* INPUT DATA *
** Start **
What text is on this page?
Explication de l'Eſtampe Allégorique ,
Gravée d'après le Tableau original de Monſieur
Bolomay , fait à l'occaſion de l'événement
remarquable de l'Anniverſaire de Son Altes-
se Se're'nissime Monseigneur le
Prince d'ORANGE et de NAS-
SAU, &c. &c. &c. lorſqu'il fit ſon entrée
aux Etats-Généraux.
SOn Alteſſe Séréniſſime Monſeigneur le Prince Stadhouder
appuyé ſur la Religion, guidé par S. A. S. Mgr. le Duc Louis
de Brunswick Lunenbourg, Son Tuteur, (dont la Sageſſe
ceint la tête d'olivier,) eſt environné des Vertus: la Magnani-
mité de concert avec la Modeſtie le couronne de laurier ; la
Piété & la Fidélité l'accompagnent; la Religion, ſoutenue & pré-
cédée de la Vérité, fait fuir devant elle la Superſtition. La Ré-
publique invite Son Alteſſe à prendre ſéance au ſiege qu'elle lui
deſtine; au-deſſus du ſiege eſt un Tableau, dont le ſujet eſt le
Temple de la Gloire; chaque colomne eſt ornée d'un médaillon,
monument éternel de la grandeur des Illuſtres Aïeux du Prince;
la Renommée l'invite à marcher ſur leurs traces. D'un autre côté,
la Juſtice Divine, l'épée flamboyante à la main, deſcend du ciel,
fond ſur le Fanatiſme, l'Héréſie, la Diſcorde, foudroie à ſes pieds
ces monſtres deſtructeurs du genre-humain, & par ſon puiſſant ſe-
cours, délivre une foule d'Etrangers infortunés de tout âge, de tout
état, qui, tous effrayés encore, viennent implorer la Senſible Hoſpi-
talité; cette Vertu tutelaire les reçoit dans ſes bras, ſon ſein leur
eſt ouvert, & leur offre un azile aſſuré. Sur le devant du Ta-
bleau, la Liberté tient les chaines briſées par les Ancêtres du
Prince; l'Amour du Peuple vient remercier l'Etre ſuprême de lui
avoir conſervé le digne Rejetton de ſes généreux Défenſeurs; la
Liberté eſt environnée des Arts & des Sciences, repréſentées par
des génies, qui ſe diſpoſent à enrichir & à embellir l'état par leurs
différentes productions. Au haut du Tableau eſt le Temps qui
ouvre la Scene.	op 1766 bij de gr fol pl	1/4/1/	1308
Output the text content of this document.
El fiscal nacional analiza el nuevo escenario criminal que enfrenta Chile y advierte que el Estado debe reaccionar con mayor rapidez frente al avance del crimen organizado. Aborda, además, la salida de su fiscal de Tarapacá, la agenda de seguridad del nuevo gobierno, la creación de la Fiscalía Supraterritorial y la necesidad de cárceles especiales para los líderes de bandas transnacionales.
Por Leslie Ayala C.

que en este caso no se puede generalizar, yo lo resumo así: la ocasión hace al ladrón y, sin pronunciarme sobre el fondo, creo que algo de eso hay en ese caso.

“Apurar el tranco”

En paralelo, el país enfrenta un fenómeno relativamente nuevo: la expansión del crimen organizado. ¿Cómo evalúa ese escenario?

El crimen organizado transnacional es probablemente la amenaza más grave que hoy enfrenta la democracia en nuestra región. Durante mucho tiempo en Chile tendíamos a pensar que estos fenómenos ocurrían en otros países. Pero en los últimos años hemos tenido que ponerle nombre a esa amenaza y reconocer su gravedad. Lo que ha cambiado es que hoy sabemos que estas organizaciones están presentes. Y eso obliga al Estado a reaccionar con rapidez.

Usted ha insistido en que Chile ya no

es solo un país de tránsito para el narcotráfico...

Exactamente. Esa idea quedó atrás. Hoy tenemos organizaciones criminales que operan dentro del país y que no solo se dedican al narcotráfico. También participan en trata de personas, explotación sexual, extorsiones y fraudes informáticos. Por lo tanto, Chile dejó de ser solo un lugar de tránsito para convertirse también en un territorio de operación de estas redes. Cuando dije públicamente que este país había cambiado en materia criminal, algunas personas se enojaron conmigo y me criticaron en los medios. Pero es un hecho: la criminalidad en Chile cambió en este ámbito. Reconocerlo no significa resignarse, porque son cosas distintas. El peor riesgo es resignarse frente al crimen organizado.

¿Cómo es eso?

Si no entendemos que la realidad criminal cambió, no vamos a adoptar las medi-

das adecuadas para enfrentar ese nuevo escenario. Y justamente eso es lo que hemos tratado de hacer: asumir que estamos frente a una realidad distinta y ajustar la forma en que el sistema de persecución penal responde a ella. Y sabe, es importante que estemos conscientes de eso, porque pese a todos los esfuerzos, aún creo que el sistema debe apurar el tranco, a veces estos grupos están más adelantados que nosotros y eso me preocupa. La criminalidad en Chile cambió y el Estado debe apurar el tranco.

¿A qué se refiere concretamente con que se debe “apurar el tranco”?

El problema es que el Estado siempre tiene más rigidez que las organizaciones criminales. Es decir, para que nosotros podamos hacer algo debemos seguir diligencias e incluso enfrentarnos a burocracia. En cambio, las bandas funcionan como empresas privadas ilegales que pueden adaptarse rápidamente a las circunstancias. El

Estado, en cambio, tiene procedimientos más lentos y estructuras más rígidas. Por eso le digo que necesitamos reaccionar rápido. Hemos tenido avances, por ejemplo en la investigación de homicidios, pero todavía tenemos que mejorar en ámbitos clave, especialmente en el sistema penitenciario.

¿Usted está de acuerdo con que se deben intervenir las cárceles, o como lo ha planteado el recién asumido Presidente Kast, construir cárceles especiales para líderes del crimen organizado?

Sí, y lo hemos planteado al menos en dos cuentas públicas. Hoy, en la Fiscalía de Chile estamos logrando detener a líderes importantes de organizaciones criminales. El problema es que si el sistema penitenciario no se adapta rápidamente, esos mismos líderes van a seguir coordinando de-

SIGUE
** End **
* REQUIREMENT *
Wherever "seguir" shows up in a line, copy that line.

* REPLY *
El problema es que el Estado siempre tiene más rigidez que las organizaciones criminales. Es decir, para que nosotros podamos hacer algo debemos seguir diligencias e incluso enfrentarnos a burocracia. En cambio, las bandas funcionan como empresas privadas ilegales que pueden adaptarse rápidamente a las circunstancias. El
Sí, y lo hemos planteado al menos en dos cuentas públicas. Hoy, en la Fiscalía de Chile estamos logrando detener a líderes importantes de organizaciones criminales. El problema es que si el sistema penitenciario no se adapta rápidamente, esos mismos líderes van a seguir coordinando de-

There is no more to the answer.